Collection entries:
──────

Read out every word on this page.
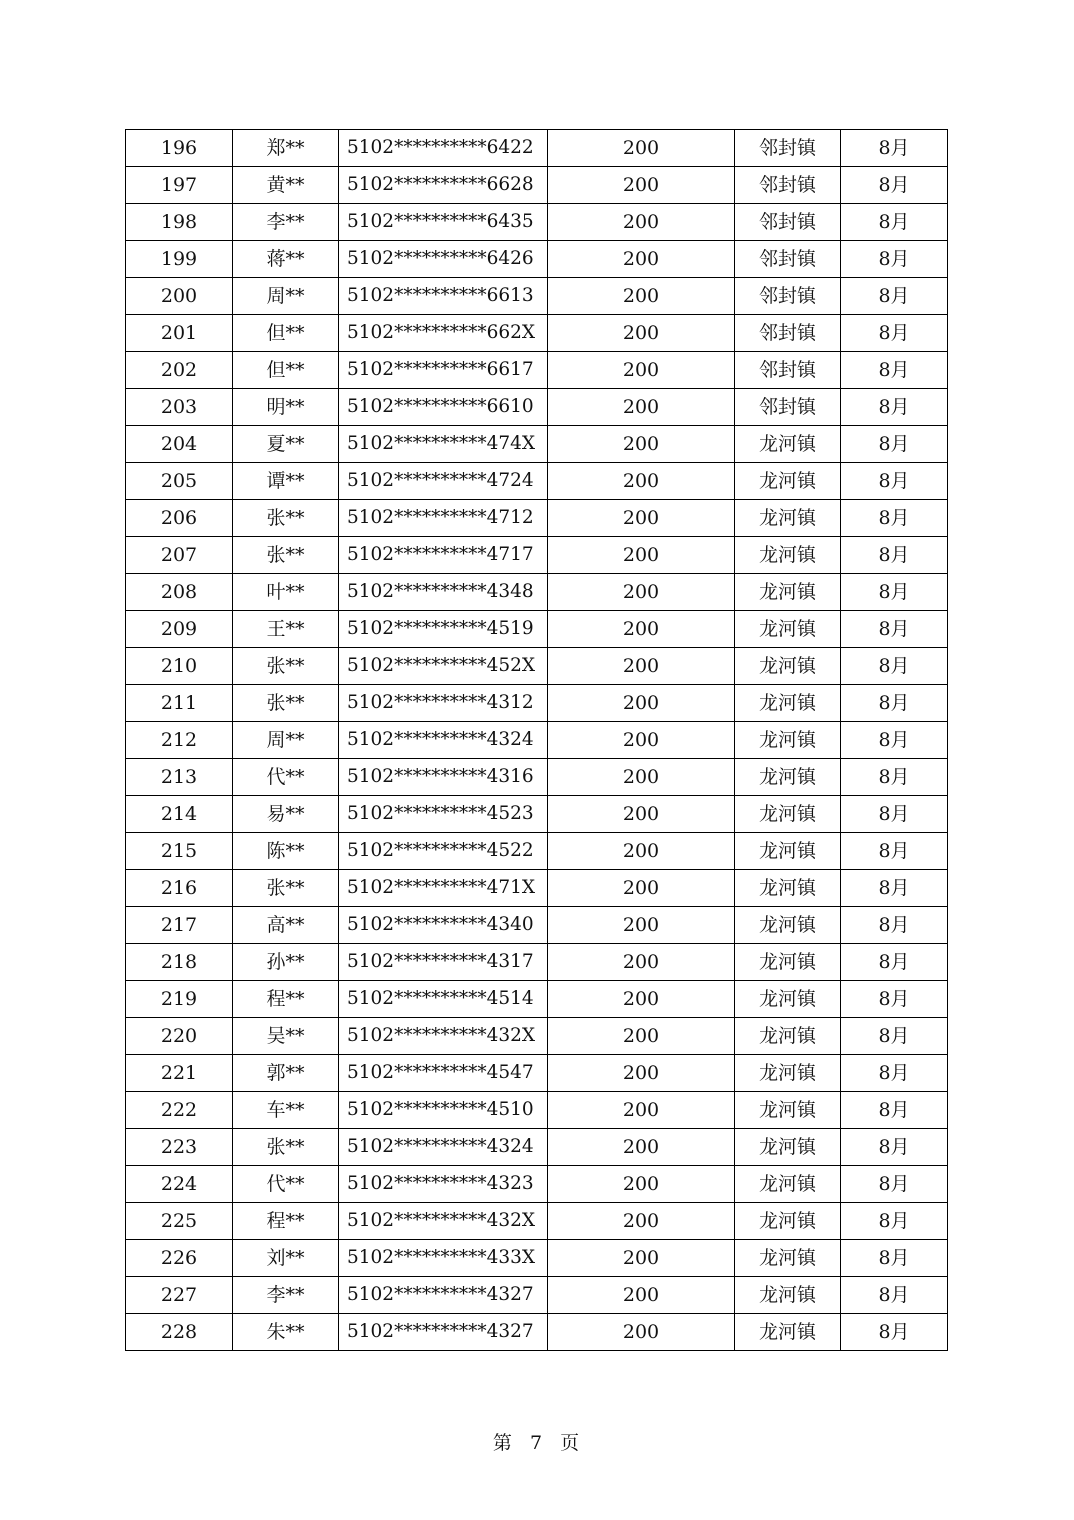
196	郑**	5102**********6422	200	邻封镇	8月
197	黄**	5102**********6628	200	邻封镇	8月
198	李**	5102**********6435	200	邻封镇	8月
199	蒋**	5102**********6426	200	邻封镇	8月
200	周**	5102**********6613	200	邻封镇	8月
201	但**	5102**********662X	200	邻封镇	8月
202	但**	5102**********6617	200	邻封镇	8月
203	明**	5102**********6610	200	邻封镇	8月
204	夏**	5102**********474X	200	龙河镇	8月
205	谭**	5102**********4724	200	龙河镇	8月
206	张**	5102**********4712	200	龙河镇	8月
207	张**	5102**********4717	200	龙河镇	8月
208	叶**	5102**********4348	200	龙河镇	8月
209	王**	5102**********4519	200	龙河镇	8月
210	张**	5102**********452X	200	龙河镇	8月
211	张**	5102**********4312	200	龙河镇	8月
212	周**	5102**********4324	200	龙河镇	8月
213	代**	5102**********4316	200	龙河镇	8月
214	易**	5102**********4523	200	龙河镇	8月
215	陈**	5102**********4522	200	龙河镇	8月
216	张**	5102**********471X	200	龙河镇	8月
217	高**	5102**********4340	200	龙河镇	8月
218	孙**	5102**********4317	200	龙河镇	8月
219	程**	5102**********4514	200	龙河镇	8月
220	吴**	5102**********432X	200	龙河镇	8月
221	郭**	5102**********4547	200	龙河镇	8月
222	车**	5102**********4510	200	龙河镇	8月
223	张**	5102**********4324	200	龙河镇	8月
224	代**	5102**********4323	200	龙河镇	8月
225	程**	5102**********432X	200	龙河镇	8月
226	刘**	5102**********433X	200	龙河镇	8月
227	李**	5102**********4327	200	龙河镇	8月
228	朱**	5102**********4327	200	龙河镇	8月
第 7 页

──────

- **Exercise task**:
Transcribe the full listing character for character. Pictures are excluded.

- **Complete response**:
Read out every word on this page.
196	郑**	5102**********6422	200	邻封镇	8月
197	黄**	5102**********6628	200	邻封镇	8月
198	李**	5102**********6435	200	邻封镇	8月
199	蒋**	5102**********6426	200	邻封镇	8月
200	周**	5102**********6613	200	邻封镇	8月
201	但**	5102**********662X	200	邻封镇	8月
202	但**	5102**********6617	200	邻封镇	8月
203	明**	5102**********6610	200	邻封镇	8月
204	夏**	5102**********474X	200	龙河镇	8月
205	谭**	5102**********4724	200	龙河镇	8月
206	张**	5102**********4712	200	龙河镇	8月
207	张**	5102**********4717	200	龙河镇	8月
208	叶**	5102**********4348	200	龙河镇	8月
209	王**	5102**********4519	200	龙河镇	8月
210	张**	5102**********452X	200	龙河镇	8月
211	张**	5102**********4312	200	龙河镇	8月
212	周**	5102**********4324	200	龙河镇	8月
213	代**	5102**********4316	200	龙河镇	8月
214	易**	5102**********4523	200	龙河镇	8月
215	陈**	5102**********4522	200	龙河镇	8月
216	张**	5102**********471X	200	龙河镇	8月
217	高**	5102**********4340	200	龙河镇	8月
218	孙**	5102**********4317	200	龙河镇	8月
219	程**	5102**********4514	200	龙河镇	8月
220	吴**	5102**********432X	200	龙河镇	8月
221	郭**	5102**********4547	200	龙河镇	8月
222	车**	5102**********4510	200	龙河镇	8月
223	张**	5102**********4324	200	龙河镇	8月
224	代**	5102**********4323	200	龙河镇	8月
225	程**	5102**********432X	200	龙河镇	8月
226	刘**	5102**********433X	200	龙河镇	8月
227	李**	5102**********4327	200	龙河镇	8月
228	朱**	5102**********4327	200	龙河镇	8月
第 7 页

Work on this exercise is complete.